- WRITTEN INSTRUCTION: Return the count of lines with the string "WärmeTech" in them, and nothing else.
--- LISTING ---
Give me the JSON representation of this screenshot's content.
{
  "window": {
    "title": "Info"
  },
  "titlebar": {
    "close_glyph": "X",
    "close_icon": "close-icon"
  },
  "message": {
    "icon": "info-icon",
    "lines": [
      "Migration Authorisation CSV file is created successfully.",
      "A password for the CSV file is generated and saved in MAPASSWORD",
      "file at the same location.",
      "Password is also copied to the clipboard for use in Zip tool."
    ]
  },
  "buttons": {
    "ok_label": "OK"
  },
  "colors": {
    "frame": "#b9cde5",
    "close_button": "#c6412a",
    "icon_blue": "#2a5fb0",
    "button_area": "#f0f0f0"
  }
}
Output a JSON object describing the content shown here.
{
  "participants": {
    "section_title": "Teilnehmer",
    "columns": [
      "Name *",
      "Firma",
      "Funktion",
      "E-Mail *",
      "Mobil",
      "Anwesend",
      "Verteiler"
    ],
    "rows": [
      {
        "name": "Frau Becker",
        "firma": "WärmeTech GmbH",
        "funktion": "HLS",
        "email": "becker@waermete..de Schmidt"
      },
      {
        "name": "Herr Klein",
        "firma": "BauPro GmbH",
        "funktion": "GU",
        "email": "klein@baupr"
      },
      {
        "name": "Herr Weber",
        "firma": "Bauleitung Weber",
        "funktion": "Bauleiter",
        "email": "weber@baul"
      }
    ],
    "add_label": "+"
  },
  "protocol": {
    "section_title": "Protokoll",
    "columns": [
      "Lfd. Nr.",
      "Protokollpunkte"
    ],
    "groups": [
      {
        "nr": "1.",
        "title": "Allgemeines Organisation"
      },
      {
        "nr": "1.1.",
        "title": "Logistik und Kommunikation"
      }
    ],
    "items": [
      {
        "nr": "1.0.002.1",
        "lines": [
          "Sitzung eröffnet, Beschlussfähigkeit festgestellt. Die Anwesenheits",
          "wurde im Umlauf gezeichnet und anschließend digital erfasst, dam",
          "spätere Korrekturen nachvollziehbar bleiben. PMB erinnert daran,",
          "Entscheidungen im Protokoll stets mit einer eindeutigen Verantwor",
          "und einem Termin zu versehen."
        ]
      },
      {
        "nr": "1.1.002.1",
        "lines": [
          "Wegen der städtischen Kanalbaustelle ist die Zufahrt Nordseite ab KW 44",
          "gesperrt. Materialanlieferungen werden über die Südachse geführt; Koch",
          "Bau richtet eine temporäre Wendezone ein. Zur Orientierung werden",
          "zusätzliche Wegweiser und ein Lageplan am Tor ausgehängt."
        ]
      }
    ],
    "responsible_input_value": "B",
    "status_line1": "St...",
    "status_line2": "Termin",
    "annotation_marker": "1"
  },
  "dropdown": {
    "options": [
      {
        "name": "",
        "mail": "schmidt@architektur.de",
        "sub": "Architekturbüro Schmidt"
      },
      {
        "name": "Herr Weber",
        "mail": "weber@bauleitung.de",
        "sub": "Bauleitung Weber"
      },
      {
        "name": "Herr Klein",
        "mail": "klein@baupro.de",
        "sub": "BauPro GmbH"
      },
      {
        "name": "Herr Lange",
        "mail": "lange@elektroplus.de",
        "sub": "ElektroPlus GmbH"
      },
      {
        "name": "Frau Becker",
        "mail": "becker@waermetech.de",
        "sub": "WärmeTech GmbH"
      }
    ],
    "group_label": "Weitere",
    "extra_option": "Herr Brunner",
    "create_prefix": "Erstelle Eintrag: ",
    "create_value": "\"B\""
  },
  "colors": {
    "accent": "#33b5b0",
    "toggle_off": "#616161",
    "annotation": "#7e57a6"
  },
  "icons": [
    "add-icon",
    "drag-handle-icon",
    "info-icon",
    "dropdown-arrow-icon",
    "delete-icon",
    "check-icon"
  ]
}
---
- IN RESPONSE: 2